* Task data:
--- Begin ---

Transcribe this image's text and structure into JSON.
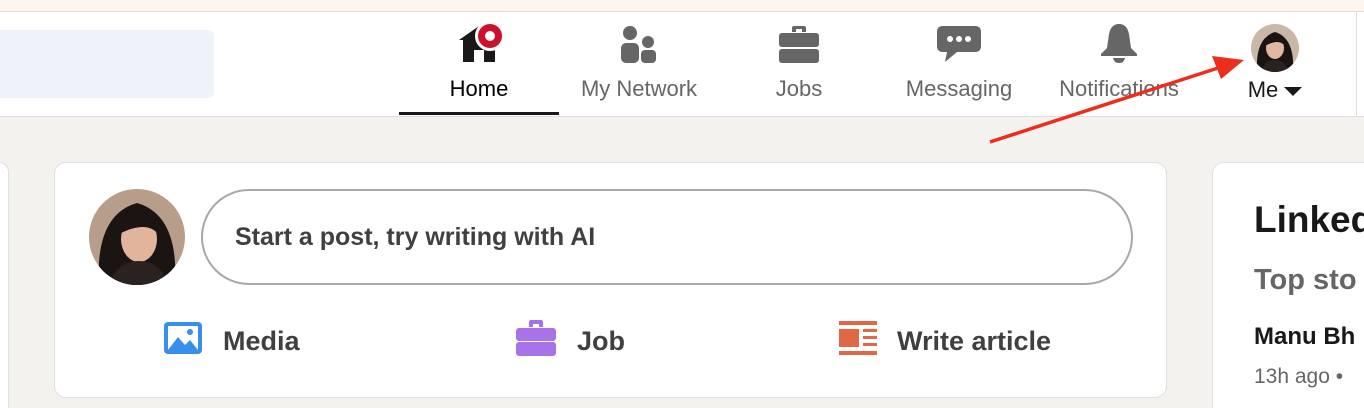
{
  "nav": {
    "items": [
      {
        "label": "Home",
        "icon": "home-icon",
        "active": true,
        "badge": true
      },
      {
        "label": "My Network",
        "icon": "people-icon"
      },
      {
        "label": "Jobs",
        "icon": "briefcase-icon"
      },
      {
        "label": "Messaging",
        "icon": "chat-bubble-icon"
      },
      {
        "label": "Notifications",
        "icon": "bell-icon"
      }
    ],
    "me": {
      "label": "Me",
      "icon": "chevron-down-icon"
    }
  },
  "share_box": {
    "placeholder": "Start a post, try writing with AI",
    "actions": [
      {
        "label": "Media",
        "icon": "image-icon",
        "color": "#378fe9"
      },
      {
        "label": "Job",
        "icon": "briefcase-icon",
        "color": "#a872e8"
      },
      {
        "label": "Write article",
        "icon": "article-icon",
        "color": "#e06847"
      }
    ]
  },
  "news": {
    "title": "Linked",
    "subtitle": "Top sto",
    "item_title": "Manu Bh",
    "item_meta": "13h ago •"
  },
  "colors": {
    "background": "#f4f2ee",
    "badge": "#cb112d",
    "annotation_arrow": "#ee2e1d"
  }
}
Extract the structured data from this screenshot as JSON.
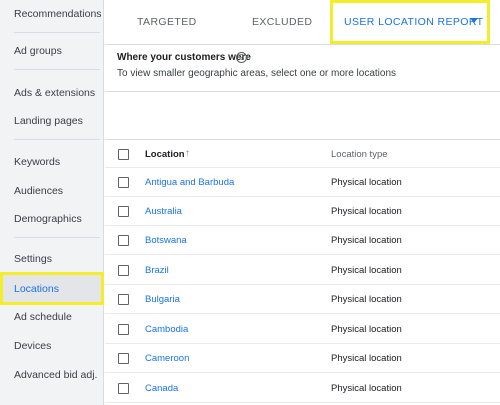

--- End ---

* Request:
Scan the data above and copy every line with "this" in it.

* Full response:
Transcribe this image's text and structure into JSON.
Extract the structured data from this screenshot as JSON.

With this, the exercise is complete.